======== Data records

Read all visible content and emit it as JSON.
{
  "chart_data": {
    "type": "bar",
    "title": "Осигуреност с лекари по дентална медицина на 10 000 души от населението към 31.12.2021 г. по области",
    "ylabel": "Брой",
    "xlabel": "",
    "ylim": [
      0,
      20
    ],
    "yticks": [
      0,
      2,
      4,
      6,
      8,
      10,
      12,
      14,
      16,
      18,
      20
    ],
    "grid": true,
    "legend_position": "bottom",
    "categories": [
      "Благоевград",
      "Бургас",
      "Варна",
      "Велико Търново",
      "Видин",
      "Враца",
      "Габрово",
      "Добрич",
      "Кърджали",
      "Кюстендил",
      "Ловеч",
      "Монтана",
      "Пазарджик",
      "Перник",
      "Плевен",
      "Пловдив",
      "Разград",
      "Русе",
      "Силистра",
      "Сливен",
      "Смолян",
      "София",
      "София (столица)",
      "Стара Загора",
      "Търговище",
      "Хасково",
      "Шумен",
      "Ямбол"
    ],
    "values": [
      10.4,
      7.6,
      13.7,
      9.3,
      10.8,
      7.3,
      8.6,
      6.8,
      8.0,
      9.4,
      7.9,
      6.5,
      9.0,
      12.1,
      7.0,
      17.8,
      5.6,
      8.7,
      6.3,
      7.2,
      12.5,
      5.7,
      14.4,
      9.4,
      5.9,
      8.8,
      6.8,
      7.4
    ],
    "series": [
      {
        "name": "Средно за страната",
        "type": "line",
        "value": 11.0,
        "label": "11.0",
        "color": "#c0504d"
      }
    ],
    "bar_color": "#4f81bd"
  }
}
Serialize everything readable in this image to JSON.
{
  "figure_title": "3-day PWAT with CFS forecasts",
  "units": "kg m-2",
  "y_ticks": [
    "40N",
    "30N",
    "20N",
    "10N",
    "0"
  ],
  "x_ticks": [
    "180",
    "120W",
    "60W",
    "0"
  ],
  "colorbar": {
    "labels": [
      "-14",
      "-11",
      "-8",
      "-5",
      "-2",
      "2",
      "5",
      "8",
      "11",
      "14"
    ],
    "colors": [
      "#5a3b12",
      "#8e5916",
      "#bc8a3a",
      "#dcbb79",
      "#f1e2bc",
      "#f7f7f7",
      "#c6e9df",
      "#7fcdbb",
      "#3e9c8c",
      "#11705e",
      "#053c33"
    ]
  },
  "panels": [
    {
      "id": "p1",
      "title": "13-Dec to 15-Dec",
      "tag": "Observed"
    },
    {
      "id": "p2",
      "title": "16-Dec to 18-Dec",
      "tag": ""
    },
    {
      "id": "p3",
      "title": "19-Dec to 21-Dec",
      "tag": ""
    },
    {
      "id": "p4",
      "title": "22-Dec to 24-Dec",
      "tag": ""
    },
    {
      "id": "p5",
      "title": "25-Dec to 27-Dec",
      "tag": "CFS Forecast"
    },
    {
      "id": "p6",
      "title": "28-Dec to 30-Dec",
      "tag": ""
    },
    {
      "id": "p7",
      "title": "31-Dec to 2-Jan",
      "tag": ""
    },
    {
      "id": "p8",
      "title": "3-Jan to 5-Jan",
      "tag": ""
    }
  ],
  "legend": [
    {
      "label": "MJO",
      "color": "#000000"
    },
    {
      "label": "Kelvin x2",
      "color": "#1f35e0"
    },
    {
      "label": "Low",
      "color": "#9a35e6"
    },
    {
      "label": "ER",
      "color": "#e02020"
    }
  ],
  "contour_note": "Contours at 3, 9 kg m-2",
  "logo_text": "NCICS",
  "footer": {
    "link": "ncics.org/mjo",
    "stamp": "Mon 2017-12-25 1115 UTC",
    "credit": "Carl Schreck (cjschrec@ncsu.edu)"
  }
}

================

Write out the data again, exactly and in full.

[The output]
Read all visible content and emit it as JSON.
{
  "chart_data": {
    "type": "bar",
    "title": "Осигуреност с лекари по дентална медицина на 10 000 души от населението към 31.12.2021 г. по области",
    "ylabel": "Брой",
    "xlabel": "",
    "ylim": [
      0,
      20
    ],
    "yticks": [
      0,
      2,
      4,
      6,
      8,
      10,
      12,
      14,
      16,
      18,
      20
    ],
    "grid": true,
    "legend_position": "bottom",
    "categories": [
      "Благоевград",
      "Бургас",
      "Варна",
      "Велико Търново",
      "Видин",
      "Враца",
      "Габрово",
      "Добрич",
      "Кърджали",
      "Кюстендил",
      "Ловеч",
      "Монтана",
      "Пазарджик",
      "Перник",
      "Плевен",
      "Пловдив",
      "Разград",
      "Русе",
      "Силистра",
      "Сливен",
      "Смолян",
      "София",
      "София (столица)",
      "Стара Загора",
      "Търговище",
      "Хасково",
      "Шумен",
      "Ямбол"
    ],
    "values": [
      10.4,
      7.6,
      13.7,
      9.3,
      10.8,
      7.3,
      8.6,
      6.8,
      8.0,
      9.4,
      7.9,
      6.5,
      9.0,
      12.1,
      7.0,
      17.8,
      5.6,
      8.7,
      6.3,
      7.2,
      12.5,
      5.7,
      14.4,
      9.4,
      5.9,
      8.8,
      6.8,
      7.4
    ],
    "series": [
      {
        "name": "Средно за страната",
        "type": "line",
        "value": 11.0,
        "label": "11.0",
        "color": "#c0504d"
      }
    ],
    "bar_color": "#4f81bd"
  }
}
Serialize everything readable in this image to JSON.
{
  "figure_title": "3-day PWAT with CFS forecasts",
  "units": "kg m-2",
  "y_ticks": [
    "40N",
    "30N",
    "20N",
    "10N",
    "0"
  ],
  "x_ticks": [
    "180",
    "120W",
    "60W",
    "0"
  ],
  "colorbar": {
    "labels": [
      "-14",
      "-11",
      "-8",
      "-5",
      "-2",
      "2",
      "5",
      "8",
      "11",
      "14"
    ],
    "colors": [
      "#5a3b12",
      "#8e5916",
      "#bc8a3a",
      "#dcbb79",
      "#f1e2bc",
      "#f7f7f7",
      "#c6e9df",
      "#7fcdbb",
      "#3e9c8c",
      "#11705e",
      "#053c33"
    ]
  },
  "panels": [
    {
      "id": "p1",
      "title": "13-Dec to 15-Dec",
      "tag": "Observed"
    },
    {
      "id": "p2",
      "title": "16-Dec to 18-Dec",
      "tag": ""
    },
    {
      "id": "p3",
      "title": "19-Dec to 21-Dec",
      "tag": ""
    },
    {
      "id": "p4",
      "title": "22-Dec to 24-Dec",
      "tag": ""
    },
    {
      "id": "p5",
      "title": "25-Dec to 27-Dec",
      "tag": "CFS Forecast"
    },
    {
      "id": "p6",
      "title": "28-Dec to 30-Dec",
      "tag": ""
    },
    {
      "id": "p7",
      "title": "31-Dec to 2-Jan",
      "tag": ""
    },
    {
      "id": "p8",
      "title": "3-Jan to 5-Jan",
      "tag": ""
    }
  ],
  "legend": [
    {
      "label": "MJO",
      "color": "#000000"
    },
    {
      "label": "Kelvin x2",
      "color": "#1f35e0"
    },
    {
      "label": "Low",
      "color": "#9a35e6"
    },
    {
      "label": "ER",
      "color": "#e02020"
    }
  ],
  "contour_note": "Contours at 3, 9 kg m-2",
  "logo_text": "NCICS",
  "footer": {
    "link": "ncics.org/mjo",
    "stamp": "Mon 2017-12-25 1115 UTC",
    "credit": "Carl Schreck (cjschrec@ncsu.edu)"
  }
}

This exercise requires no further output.